======== Listing ========

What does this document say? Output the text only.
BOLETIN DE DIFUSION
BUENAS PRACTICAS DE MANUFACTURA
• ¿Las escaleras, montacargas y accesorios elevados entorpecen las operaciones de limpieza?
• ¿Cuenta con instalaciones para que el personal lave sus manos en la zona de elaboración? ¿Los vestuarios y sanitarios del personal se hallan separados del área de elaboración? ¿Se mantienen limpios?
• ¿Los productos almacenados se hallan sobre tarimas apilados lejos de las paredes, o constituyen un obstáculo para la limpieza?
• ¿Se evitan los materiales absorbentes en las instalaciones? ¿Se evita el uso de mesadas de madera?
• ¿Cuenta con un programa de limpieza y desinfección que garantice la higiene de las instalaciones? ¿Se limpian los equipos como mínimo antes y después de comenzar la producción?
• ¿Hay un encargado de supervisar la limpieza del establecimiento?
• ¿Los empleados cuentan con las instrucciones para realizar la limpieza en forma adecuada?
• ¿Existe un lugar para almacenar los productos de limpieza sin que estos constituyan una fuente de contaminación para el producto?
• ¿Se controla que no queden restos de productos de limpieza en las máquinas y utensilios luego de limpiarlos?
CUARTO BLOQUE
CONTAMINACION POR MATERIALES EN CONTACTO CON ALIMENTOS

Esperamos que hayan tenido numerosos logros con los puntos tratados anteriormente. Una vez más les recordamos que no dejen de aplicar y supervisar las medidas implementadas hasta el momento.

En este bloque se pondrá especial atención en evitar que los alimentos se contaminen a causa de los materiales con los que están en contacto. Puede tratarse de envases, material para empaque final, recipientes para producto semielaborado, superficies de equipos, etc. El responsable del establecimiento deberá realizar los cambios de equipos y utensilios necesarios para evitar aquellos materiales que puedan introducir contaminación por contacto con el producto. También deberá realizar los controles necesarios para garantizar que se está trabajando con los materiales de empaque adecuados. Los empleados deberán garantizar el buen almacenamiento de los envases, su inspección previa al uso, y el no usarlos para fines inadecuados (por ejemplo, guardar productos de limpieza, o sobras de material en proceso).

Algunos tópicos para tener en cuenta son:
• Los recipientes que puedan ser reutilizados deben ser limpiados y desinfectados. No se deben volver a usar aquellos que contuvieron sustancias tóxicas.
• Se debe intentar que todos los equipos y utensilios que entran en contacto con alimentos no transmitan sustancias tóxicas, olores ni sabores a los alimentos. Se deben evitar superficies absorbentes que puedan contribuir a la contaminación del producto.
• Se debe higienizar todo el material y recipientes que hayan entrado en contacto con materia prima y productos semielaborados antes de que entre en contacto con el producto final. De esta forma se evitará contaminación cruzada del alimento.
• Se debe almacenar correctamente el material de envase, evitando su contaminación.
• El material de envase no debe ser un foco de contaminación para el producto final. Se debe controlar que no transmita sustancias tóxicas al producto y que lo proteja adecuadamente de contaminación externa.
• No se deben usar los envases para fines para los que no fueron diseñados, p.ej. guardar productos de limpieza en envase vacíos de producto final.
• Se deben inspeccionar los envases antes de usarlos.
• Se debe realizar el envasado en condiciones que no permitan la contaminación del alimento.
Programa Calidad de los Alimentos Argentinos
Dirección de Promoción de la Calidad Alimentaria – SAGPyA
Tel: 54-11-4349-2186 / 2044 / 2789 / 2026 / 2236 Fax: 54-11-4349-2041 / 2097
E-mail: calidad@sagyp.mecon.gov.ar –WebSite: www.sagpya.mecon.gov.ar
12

========

Instruction: Using the entries above, find all lines with "almacenar". Copy them.

Reply:
• ¿Existe un lugar para almacenar los productos de limpieza sin que estos constituyan una fuente de contaminación para el producto?
• Se debe almacenar correctamente el material de envase, evitando su contaminación.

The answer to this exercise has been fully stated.